═════ Texto proporcionado

Twitter: @martinellito

Correo electrónico: dmartinez@elsoldecuernavaca.com.mx

La corrupción es un problema de ética del servicio público, pero también de una serie de estructuras con forma de organismos, leyes, reglamentos o prácticas administrativas que la permiten, propician o fomentan desde la burocracia. Esto que parece una obviedad debe quedar muy claro a quienes, desde el discurso, hablan de una cuarta transformación y de una nueva república en que no sólo se castigue a los corruptos, sino se erradiquen las prácticas que lesionan al bien común.

Es importante porque hasta ahora se ha hablado de la corrupción cometida por algunos servidores públicos como si se tratara de ellos como mentes maestras del mundo criminal, cuando basta un estudio sobre los procesos de la administración pública para convencerse de que los corruptos son un grupo amoral de sujetos que aprovecharon las prácticas discrecionales que la legislación para adquisiciones, asignaciones de obra, dotación de servicios, uso de los recursos públicos, y otras, permiten leyes hechas por otras personas, la mayor parte de las veces.

══════════
═════ Entradas proporcionadas

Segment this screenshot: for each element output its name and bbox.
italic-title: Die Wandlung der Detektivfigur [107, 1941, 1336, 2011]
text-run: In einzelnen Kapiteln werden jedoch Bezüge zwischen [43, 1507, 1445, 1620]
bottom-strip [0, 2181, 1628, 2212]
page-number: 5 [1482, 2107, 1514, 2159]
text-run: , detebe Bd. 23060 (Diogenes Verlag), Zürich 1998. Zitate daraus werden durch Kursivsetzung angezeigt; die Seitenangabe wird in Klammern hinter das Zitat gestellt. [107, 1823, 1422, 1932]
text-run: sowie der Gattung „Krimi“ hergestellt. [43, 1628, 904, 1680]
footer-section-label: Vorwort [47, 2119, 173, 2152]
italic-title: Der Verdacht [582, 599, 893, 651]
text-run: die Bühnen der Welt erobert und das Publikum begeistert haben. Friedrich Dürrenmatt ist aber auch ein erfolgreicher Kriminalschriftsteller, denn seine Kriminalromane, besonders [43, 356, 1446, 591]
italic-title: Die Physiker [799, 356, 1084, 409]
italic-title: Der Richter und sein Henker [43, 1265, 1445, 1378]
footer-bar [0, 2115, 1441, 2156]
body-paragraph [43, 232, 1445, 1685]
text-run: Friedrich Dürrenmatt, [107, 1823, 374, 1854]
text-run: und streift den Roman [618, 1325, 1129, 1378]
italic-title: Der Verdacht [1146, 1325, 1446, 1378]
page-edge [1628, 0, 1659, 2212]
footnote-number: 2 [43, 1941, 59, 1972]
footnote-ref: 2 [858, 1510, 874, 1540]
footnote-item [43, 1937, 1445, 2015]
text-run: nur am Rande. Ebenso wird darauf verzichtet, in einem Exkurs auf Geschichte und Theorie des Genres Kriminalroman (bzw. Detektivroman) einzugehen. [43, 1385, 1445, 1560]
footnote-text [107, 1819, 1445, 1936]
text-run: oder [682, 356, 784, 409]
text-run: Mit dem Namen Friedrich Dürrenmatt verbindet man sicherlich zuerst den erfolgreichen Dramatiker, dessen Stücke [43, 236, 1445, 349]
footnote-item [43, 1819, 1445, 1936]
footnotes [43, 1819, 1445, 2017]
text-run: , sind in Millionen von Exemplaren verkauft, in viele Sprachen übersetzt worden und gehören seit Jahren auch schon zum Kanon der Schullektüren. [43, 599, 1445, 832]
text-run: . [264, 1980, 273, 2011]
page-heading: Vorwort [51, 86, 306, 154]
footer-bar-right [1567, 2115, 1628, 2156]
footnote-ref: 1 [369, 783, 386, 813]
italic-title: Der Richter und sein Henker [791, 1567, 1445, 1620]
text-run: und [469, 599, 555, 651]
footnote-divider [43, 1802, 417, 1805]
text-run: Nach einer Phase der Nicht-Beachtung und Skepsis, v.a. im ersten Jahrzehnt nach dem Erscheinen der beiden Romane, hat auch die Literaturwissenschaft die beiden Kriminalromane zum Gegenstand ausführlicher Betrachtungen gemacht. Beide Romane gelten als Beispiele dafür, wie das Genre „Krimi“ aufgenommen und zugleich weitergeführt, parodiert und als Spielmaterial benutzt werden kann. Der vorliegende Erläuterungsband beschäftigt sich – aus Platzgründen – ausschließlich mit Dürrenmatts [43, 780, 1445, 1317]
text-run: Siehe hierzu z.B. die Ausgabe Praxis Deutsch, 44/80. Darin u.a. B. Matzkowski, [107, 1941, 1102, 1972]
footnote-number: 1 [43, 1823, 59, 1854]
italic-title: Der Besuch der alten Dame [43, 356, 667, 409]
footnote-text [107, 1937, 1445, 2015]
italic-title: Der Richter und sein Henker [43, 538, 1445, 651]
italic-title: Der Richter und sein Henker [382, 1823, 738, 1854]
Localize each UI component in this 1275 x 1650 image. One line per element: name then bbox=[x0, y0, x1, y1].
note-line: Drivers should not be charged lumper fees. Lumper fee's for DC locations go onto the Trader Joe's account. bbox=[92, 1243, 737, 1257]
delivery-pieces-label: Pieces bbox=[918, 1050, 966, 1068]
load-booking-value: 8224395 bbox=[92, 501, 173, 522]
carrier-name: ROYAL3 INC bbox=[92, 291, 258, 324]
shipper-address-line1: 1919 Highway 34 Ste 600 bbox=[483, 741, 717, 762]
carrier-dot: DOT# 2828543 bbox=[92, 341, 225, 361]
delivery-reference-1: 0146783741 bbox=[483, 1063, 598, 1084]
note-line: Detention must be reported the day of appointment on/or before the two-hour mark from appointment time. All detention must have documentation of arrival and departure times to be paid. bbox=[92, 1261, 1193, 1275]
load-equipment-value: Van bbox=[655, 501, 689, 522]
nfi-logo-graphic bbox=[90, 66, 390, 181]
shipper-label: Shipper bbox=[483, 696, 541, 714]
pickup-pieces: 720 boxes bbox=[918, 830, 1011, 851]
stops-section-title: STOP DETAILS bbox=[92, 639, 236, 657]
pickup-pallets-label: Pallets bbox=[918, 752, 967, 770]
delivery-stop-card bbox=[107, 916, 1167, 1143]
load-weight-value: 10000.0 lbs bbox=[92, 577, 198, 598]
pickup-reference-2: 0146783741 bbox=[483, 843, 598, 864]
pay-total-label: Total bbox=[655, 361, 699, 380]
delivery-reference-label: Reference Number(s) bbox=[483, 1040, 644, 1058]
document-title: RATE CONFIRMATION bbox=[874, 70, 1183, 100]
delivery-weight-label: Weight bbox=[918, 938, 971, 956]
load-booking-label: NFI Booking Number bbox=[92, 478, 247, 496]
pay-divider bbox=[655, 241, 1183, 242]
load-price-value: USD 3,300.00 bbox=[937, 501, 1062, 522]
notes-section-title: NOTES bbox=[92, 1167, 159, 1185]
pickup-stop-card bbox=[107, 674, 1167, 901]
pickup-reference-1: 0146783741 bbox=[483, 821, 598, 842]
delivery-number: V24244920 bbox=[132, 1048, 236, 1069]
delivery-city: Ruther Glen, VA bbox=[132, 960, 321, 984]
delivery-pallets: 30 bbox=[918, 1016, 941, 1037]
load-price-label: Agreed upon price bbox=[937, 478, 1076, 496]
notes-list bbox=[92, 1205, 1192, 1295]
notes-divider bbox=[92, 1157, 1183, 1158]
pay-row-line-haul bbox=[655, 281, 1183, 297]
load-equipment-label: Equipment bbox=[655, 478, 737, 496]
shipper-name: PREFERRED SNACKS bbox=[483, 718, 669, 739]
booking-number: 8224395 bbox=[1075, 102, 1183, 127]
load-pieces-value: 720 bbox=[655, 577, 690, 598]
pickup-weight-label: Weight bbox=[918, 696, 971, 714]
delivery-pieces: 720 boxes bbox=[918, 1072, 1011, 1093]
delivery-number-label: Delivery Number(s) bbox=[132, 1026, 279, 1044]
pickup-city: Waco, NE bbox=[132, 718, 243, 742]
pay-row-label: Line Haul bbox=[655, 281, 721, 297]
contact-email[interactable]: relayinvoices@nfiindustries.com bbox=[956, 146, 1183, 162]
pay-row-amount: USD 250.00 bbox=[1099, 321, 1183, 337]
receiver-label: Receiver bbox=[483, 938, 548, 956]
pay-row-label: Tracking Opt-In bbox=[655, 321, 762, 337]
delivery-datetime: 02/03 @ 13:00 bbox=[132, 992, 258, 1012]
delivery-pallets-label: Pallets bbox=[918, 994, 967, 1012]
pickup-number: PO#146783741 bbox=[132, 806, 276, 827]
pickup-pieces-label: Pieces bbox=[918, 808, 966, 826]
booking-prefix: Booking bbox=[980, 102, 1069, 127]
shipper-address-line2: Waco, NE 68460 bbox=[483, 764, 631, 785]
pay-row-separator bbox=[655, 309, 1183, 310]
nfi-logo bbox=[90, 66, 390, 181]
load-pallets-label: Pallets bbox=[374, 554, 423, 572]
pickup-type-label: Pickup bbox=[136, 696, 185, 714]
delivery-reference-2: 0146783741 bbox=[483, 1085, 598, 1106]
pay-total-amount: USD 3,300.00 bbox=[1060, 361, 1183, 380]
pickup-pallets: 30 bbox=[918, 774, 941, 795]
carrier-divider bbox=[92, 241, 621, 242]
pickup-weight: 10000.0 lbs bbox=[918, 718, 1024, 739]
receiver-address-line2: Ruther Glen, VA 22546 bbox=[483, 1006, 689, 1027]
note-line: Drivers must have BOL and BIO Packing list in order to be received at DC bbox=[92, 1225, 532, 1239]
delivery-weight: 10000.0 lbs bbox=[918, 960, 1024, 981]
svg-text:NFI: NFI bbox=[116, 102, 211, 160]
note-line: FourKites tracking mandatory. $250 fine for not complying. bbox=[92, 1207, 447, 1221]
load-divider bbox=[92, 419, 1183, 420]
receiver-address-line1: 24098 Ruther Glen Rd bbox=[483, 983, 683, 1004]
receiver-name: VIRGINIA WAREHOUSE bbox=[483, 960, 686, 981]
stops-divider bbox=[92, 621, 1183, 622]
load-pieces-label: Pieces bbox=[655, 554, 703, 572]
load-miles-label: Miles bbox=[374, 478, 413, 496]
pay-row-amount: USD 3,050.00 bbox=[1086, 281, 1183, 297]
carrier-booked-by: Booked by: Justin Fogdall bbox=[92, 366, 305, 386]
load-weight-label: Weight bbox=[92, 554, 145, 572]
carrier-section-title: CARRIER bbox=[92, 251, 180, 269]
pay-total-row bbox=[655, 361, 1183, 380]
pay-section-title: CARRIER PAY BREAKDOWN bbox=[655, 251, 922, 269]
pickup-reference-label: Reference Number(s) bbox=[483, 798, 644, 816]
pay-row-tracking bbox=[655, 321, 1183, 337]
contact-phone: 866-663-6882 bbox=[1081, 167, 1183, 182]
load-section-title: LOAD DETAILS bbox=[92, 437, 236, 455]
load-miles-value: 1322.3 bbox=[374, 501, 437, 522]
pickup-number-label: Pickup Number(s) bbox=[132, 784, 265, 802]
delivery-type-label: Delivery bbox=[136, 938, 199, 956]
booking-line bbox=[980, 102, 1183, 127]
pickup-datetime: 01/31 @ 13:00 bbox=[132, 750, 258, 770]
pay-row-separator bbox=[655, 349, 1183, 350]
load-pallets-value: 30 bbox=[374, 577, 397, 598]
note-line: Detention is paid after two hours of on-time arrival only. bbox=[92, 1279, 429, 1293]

══════════

Tu tarea -
Vuelve a escribir completo el texto sobre la corrupción en el servicio público, sin cambiar ni una letra. Las entradas provienen de una fuente distinta a la del texto.

Respuesta final -
Twitter: @martinellito

Correo electrónico: dmartinez@elsoldecuernavaca.com.mx

La corrupción es un problema de ética del servicio público, pero también de una serie de estructuras con forma de organismos, leyes, reglamentos o prácticas administrativas que la permiten, propician o fomentan desde la burocracia. Esto que parece una obviedad debe quedar muy claro a quienes, desde el discurso, hablan de una cuarta transformación y de una nueva república en que no sólo se castigue a los corruptos, sino se erradiquen las prácticas que lesionan al bien común.

Es importante porque hasta ahora se ha hablado de la corrupción cometida por algunos servidores públicos como si se tratara de ellos como mentes maestras del mundo criminal, cuando basta un estudio sobre los procesos de la administración pública para convencerse de que los corruptos son un grupo amoral de sujetos que aprovecharon las prácticas discrecionales que la legislación para adquisiciones, asignaciones de obra, dotación de servicios, uso de los recursos públicos, y otras, permiten leyes hechas por otras personas, la mayor parte de las veces.